- **Short exercise**
Give the records back in full, exactly as they read.

Start Listed entries

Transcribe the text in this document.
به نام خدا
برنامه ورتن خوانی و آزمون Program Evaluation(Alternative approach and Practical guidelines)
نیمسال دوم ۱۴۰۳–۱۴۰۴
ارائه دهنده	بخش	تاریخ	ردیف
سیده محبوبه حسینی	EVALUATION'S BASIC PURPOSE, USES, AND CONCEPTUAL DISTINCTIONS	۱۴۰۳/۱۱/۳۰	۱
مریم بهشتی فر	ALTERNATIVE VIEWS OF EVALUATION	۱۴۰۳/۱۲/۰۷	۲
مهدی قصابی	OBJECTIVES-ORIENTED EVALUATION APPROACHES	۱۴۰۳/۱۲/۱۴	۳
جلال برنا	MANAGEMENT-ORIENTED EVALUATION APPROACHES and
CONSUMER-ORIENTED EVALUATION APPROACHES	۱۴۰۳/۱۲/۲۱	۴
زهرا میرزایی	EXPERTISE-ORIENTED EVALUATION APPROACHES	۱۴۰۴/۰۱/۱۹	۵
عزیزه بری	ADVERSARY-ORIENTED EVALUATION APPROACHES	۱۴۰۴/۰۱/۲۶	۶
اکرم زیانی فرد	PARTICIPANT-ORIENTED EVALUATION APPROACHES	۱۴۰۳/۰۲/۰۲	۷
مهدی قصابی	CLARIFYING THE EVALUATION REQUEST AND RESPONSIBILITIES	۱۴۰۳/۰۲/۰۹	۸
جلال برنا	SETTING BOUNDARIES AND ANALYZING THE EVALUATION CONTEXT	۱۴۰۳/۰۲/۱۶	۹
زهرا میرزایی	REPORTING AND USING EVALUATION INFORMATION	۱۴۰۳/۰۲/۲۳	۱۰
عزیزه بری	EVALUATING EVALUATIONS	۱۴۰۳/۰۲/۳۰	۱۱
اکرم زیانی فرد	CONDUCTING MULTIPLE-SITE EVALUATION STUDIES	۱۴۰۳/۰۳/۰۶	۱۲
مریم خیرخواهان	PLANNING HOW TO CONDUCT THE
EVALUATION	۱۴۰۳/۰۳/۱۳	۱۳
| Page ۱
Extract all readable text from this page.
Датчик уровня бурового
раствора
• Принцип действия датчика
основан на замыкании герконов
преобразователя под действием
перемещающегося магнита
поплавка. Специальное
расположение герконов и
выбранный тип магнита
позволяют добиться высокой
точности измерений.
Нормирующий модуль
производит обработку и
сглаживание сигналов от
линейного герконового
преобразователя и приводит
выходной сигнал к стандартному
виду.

End Listed entries

- **Completed task**
Transcribe the text in this document.
به نام خدا
برنامه ورتن خوانی و آزمون Program Evaluation(Alternative approach and Practical guidelines)
نیمسال دوم ۱۴۰۳–۱۴۰۴
ارائه دهنده	بخش	تاریخ	ردیف
سیده محبوبه حسینی	EVALUATION'S BASIC PURPOSE, USES, AND CONCEPTUAL DISTINCTIONS	۱۴۰۳/۱۱/۳۰	۱
مریم بهشتی فر	ALTERNATIVE VIEWS OF EVALUATION	۱۴۰۳/۱۲/۰۷	۲
مهدی قصابی	OBJECTIVES-ORIENTED EVALUATION APPROACHES	۱۴۰۳/۱۲/۱۴	۳
جلال برنا	MANAGEMENT-ORIENTED EVALUATION APPROACHES and
CONSUMER-ORIENTED EVALUATION APPROACHES	۱۴۰۳/۱۲/۲۱	۴
زهرا میرزایی	EXPERTISE-ORIENTED EVALUATION APPROACHES	۱۴۰۴/۰۱/۱۹	۵
عزیزه بری	ADVERSARY-ORIENTED EVALUATION APPROACHES	۱۴۰۴/۰۱/۲۶	۶
اکرم زیانی فرد	PARTICIPANT-ORIENTED EVALUATION APPROACHES	۱۴۰۳/۰۲/۰۲	۷
مهدی قصابی	CLARIFYING THE EVALUATION REQUEST AND RESPONSIBILITIES	۱۴۰۳/۰۲/۰۹	۸
جلال برنا	SETTING BOUNDARIES AND ANALYZING THE EVALUATION CONTEXT	۱۴۰۳/۰۲/۱۶	۹
زهرا میرزایی	REPORTING AND USING EVALUATION INFORMATION	۱۴۰۳/۰۲/۲۳	۱۰
عزیزه بری	EVALUATING EVALUATIONS	۱۴۰۳/۰۲/۳۰	۱۱
اکرم زیانی فرد	CONDUCTING MULTIPLE-SITE EVALUATION STUDIES	۱۴۰۳/۰۳/۰۶	۱۲
مریم خیرخواهان	PLANNING HOW TO CONDUCT THE
EVALUATION	۱۴۰۳/۰۳/۱۳	۱۳
| Page ۱
Extract all readable text from this page.
Датчик уровня бурового
раствора
• Принцип действия датчика
основан на замыкании герконов
преобразователя под действием
перемещающегося магнита
поплавка. Специальное
расположение герконов и
выбранный тип магнита
позволяют добиться высокой
точности измерений.
Нормирующий модуль
производит обработку и
сглаживание сигналов от
линейного герконового
преобразователя и приводит
выходной сигнал к стандартному
виду.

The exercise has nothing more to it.